### EXERCISE GOAL
Show each line of the data below that has the string "letters" in it.
[start]
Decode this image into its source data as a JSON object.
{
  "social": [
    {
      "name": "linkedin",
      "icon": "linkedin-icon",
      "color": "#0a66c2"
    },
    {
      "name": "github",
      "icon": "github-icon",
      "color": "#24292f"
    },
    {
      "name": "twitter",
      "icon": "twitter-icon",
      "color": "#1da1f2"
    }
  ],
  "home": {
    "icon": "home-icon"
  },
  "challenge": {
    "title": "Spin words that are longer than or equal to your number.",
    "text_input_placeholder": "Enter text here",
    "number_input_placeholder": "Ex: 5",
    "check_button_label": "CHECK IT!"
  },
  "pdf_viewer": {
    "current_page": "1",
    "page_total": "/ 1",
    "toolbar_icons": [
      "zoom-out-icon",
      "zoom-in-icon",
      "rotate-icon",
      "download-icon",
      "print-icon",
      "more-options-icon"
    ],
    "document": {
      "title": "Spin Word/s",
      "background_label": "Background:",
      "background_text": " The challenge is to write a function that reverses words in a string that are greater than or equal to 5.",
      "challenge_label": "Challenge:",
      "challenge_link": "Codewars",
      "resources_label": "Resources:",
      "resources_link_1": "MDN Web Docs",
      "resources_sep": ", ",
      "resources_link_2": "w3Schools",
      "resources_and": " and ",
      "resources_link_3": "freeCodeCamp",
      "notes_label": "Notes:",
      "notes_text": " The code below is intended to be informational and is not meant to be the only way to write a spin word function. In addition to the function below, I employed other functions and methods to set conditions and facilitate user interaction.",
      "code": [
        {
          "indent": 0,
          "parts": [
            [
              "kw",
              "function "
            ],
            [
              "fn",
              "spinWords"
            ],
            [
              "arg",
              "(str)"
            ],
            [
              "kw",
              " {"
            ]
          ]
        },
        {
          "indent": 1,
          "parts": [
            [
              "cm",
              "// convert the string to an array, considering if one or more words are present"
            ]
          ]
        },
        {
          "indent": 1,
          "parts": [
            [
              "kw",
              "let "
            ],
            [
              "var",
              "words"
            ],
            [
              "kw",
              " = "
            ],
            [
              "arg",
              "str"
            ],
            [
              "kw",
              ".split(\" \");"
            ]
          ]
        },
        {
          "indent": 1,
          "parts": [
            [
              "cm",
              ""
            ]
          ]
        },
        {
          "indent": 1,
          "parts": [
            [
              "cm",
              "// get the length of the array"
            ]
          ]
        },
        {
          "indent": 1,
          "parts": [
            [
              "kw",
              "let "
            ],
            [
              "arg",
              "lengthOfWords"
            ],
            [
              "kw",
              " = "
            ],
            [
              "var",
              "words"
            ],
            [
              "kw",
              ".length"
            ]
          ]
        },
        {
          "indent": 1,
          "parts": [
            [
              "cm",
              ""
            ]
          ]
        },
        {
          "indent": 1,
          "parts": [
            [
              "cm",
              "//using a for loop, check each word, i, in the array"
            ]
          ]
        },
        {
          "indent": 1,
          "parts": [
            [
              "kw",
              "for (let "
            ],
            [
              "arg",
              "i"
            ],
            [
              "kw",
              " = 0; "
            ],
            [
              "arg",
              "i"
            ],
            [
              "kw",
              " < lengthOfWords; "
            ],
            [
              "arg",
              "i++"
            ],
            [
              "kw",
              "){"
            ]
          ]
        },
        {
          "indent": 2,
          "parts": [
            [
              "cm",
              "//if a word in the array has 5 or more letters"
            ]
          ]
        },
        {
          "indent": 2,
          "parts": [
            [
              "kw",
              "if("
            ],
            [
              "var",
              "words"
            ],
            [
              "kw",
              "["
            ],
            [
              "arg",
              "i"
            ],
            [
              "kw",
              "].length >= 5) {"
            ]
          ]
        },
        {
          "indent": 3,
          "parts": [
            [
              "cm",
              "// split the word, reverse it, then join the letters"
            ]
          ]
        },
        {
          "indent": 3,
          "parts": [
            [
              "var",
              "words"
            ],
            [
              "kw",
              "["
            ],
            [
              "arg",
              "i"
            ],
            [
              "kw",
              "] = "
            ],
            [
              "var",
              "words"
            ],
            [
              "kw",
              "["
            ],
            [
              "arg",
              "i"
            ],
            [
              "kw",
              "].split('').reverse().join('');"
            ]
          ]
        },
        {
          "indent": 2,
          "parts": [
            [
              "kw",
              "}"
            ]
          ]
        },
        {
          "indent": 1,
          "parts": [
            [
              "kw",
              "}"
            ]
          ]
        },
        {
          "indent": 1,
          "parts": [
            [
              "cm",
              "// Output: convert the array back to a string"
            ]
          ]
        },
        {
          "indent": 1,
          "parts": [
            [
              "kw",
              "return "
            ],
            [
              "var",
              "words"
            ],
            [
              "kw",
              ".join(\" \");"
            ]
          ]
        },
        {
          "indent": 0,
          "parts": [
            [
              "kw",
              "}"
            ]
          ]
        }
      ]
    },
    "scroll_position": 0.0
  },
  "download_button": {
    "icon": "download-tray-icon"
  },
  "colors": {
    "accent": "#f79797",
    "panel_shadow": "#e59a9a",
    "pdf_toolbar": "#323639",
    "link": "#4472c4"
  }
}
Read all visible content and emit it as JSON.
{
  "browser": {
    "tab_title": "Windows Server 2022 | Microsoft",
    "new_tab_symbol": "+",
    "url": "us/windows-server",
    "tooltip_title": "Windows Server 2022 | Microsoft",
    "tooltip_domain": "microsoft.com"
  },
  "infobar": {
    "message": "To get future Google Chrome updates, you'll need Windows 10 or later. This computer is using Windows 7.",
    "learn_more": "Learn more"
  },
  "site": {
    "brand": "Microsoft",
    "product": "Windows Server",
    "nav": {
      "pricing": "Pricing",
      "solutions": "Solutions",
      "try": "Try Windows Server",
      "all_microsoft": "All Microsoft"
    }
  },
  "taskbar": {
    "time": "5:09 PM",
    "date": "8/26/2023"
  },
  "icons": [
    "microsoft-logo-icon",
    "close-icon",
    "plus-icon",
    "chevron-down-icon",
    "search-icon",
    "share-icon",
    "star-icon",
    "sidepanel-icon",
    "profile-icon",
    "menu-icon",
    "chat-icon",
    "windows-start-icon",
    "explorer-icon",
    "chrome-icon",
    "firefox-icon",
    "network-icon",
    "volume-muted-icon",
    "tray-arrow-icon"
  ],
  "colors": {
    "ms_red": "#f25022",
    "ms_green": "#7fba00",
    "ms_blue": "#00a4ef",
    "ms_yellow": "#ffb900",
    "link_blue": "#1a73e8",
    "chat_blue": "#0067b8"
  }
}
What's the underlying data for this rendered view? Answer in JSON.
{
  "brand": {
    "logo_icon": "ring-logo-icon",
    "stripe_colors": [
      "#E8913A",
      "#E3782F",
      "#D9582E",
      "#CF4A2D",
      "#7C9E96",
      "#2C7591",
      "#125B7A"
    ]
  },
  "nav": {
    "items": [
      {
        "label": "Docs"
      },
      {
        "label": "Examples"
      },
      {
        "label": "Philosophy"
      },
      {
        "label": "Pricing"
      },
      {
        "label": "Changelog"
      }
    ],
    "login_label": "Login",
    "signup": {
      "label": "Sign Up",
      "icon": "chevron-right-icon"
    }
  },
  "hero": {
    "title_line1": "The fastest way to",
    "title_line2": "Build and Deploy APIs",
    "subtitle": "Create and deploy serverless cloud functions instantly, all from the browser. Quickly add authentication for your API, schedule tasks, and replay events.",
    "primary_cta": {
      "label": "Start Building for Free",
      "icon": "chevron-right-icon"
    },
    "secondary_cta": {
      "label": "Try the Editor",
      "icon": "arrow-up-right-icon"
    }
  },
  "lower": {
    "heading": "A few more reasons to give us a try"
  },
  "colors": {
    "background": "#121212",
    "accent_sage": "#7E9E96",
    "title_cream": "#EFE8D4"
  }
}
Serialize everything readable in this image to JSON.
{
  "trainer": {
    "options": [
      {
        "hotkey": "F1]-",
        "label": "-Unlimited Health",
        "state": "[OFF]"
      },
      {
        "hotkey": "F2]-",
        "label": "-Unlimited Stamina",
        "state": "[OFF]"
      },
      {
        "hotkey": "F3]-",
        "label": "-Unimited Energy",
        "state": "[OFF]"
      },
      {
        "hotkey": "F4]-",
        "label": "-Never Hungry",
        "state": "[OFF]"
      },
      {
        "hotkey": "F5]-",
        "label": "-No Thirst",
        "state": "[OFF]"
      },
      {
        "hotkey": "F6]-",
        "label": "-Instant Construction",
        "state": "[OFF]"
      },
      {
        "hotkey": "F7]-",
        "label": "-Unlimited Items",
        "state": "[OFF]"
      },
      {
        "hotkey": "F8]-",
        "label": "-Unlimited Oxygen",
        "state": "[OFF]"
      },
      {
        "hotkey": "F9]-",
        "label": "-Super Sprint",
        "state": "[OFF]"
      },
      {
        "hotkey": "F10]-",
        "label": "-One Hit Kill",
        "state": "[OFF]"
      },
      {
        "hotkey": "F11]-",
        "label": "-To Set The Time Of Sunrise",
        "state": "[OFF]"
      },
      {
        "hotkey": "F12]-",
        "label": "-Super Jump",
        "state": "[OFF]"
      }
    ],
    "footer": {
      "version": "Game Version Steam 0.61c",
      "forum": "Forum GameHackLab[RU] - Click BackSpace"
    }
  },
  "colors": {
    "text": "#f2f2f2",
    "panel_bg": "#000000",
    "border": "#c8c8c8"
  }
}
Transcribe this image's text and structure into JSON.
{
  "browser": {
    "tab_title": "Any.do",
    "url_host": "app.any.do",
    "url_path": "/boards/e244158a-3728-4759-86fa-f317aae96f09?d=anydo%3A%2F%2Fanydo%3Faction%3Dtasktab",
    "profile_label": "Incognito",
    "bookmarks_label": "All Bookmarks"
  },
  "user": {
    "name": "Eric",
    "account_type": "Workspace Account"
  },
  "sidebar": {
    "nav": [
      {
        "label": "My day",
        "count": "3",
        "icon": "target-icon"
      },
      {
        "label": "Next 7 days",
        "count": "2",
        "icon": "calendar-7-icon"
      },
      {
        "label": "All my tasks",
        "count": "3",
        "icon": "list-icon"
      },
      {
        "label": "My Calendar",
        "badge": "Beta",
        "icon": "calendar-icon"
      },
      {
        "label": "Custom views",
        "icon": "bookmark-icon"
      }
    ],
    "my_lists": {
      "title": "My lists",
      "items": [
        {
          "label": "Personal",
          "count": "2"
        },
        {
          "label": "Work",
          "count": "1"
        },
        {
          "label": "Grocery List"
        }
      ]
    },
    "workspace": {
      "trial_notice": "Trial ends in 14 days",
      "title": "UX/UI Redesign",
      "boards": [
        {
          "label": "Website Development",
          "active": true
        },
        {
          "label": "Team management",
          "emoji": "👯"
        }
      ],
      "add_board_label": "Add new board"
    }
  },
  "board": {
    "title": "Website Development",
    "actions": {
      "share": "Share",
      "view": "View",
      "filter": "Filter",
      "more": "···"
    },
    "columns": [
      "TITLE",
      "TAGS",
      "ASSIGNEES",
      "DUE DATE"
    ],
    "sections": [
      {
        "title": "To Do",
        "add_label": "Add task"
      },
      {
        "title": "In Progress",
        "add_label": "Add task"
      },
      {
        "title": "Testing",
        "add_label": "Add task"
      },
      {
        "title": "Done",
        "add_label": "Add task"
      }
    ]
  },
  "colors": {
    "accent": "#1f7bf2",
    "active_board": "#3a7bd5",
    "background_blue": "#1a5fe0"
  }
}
[end]
### TASK RESPONSE
              "//if a word in the array has 5 or more letters"
              "// split the word, reverse it, then join the letters"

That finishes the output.